··· Data listing

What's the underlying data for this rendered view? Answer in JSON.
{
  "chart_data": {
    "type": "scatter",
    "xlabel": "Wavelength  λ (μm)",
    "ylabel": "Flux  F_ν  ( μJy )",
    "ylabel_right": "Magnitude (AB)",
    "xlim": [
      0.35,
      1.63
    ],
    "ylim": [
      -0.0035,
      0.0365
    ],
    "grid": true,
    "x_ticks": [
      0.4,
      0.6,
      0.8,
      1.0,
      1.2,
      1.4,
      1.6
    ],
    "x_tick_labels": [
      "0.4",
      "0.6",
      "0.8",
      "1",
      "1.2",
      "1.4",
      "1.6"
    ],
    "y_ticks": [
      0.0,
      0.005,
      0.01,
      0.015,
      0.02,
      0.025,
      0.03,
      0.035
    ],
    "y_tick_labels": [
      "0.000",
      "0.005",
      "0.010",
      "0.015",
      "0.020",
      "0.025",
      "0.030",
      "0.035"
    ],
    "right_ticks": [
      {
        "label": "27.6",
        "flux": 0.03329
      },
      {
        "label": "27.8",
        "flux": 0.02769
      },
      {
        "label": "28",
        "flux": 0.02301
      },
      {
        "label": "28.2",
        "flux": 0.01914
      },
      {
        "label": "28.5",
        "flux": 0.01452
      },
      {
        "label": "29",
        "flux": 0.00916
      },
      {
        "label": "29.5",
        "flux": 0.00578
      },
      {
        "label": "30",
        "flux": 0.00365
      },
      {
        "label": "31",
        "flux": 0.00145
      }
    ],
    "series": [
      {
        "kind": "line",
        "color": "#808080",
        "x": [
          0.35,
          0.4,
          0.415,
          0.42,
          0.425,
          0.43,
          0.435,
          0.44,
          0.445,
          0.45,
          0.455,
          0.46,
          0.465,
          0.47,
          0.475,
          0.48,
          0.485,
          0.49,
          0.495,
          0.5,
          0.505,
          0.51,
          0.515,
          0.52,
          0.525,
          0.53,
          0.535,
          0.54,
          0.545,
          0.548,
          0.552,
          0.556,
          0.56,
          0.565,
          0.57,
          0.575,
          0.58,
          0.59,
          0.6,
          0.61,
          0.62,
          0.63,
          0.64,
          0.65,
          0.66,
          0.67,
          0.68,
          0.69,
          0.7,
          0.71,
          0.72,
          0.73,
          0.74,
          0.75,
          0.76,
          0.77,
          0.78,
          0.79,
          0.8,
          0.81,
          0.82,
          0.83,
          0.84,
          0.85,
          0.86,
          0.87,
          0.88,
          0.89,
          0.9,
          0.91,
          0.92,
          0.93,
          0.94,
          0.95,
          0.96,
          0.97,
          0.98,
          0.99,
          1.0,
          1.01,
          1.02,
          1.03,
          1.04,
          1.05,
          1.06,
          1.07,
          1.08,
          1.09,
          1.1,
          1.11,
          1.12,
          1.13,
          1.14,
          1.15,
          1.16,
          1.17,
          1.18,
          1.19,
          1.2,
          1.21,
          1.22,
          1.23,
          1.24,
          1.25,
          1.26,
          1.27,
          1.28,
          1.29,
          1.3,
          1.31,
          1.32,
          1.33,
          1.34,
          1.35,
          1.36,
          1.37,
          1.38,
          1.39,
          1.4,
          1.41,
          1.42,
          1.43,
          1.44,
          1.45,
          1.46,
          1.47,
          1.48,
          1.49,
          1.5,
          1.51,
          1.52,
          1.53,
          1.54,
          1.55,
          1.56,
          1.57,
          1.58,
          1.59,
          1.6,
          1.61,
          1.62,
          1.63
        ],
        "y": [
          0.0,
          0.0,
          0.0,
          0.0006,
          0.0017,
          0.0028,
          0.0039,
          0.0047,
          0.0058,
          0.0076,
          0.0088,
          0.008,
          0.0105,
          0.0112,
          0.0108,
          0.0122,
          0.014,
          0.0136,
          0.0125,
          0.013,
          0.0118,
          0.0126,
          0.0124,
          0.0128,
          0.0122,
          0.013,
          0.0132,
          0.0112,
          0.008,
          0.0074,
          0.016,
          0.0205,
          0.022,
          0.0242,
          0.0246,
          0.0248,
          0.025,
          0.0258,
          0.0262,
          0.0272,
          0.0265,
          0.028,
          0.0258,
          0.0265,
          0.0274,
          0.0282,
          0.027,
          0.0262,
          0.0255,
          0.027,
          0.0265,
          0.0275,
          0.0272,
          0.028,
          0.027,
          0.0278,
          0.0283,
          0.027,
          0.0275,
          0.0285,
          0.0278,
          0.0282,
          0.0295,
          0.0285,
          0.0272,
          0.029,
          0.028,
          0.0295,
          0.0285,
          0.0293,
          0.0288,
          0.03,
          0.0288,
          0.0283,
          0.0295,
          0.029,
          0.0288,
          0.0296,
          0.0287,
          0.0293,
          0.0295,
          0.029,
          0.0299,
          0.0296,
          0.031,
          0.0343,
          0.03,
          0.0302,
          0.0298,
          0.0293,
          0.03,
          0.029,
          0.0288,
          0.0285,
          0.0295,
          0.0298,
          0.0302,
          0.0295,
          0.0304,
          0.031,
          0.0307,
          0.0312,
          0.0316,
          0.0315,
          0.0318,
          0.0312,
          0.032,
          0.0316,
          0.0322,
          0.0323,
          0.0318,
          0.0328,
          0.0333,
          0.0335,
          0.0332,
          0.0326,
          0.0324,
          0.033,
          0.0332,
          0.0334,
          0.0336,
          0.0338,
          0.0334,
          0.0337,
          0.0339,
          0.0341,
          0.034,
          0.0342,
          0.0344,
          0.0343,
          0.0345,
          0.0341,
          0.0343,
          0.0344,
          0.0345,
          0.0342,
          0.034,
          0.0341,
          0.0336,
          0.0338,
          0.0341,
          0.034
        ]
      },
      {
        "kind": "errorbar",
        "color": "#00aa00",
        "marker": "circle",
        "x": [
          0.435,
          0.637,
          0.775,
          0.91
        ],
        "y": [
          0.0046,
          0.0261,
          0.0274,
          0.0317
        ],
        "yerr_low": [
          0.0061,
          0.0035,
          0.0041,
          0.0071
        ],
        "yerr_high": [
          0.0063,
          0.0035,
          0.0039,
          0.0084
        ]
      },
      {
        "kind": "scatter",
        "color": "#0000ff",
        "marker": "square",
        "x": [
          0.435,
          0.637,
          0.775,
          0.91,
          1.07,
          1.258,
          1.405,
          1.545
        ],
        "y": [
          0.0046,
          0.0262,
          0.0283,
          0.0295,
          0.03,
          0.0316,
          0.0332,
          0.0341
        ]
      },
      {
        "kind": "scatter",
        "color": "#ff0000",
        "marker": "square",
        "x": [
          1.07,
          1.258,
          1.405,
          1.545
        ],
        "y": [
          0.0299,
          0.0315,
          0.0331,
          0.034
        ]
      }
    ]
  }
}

······

● Description of the task: Read through the data and copy every line where "kind" shows up.

● Solution to this problem:
        "kind": "line",
        "kind": "errorbar",
        "kind": "scatter",
        "kind": "scatter",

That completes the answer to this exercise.